The records underneath are to be repeated exactly, with the pictures left out.
---------- The records
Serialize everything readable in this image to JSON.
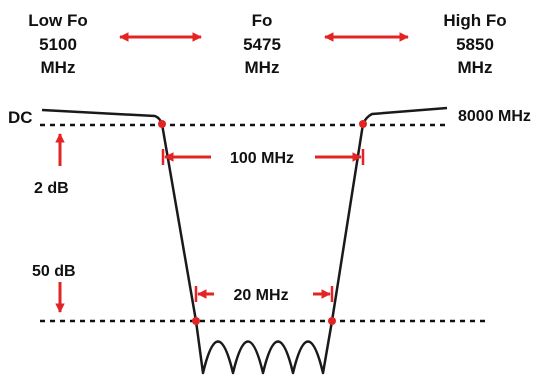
{
  "header": {
    "low": {
      "title": "Low Fo",
      "value": "5100",
      "unit": "MHz"
    },
    "center": {
      "title": "Fo",
      "value": "5475",
      "unit": "MHz"
    },
    "high": {
      "title": "High Fo",
      "value": "5850",
      "unit": "MHz"
    }
  },
  "labels": {
    "dc": "DC",
    "top_freq": "8000 MHz",
    "ripple": "2 dB",
    "rejection": "50 dB",
    "upper_bandwidth": "100 MHz",
    "lower_bandwidth": "20 MHz"
  },
  "colors": {
    "arrow": "#e32424",
    "curve": "#1a1a1a",
    "marker": "#e32424"
  }
}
--------------------
▶ Task output:
Serialize everything readable in this image to JSON.
{
  "header": {
    "low": {
      "title": "Low Fo",
      "value": "5100",
      "unit": "MHz"
    },
    "center": {
      "title": "Fo",
      "value": "5475",
      "unit": "MHz"
    },
    "high": {
      "title": "High Fo",
      "value": "5850",
      "unit": "MHz"
    }
  },
  "labels": {
    "dc": "DC",
    "top_freq": "8000 MHz",
    "ripple": "2 dB",
    "rejection": "50 dB",
    "upper_bandwidth": "100 MHz",
    "lower_bandwidth": "20 MHz"
  },
  "colors": {
    "arrow": "#e32424",
    "curve": "#1a1a1a",
    "marker": "#e32424"
  }
}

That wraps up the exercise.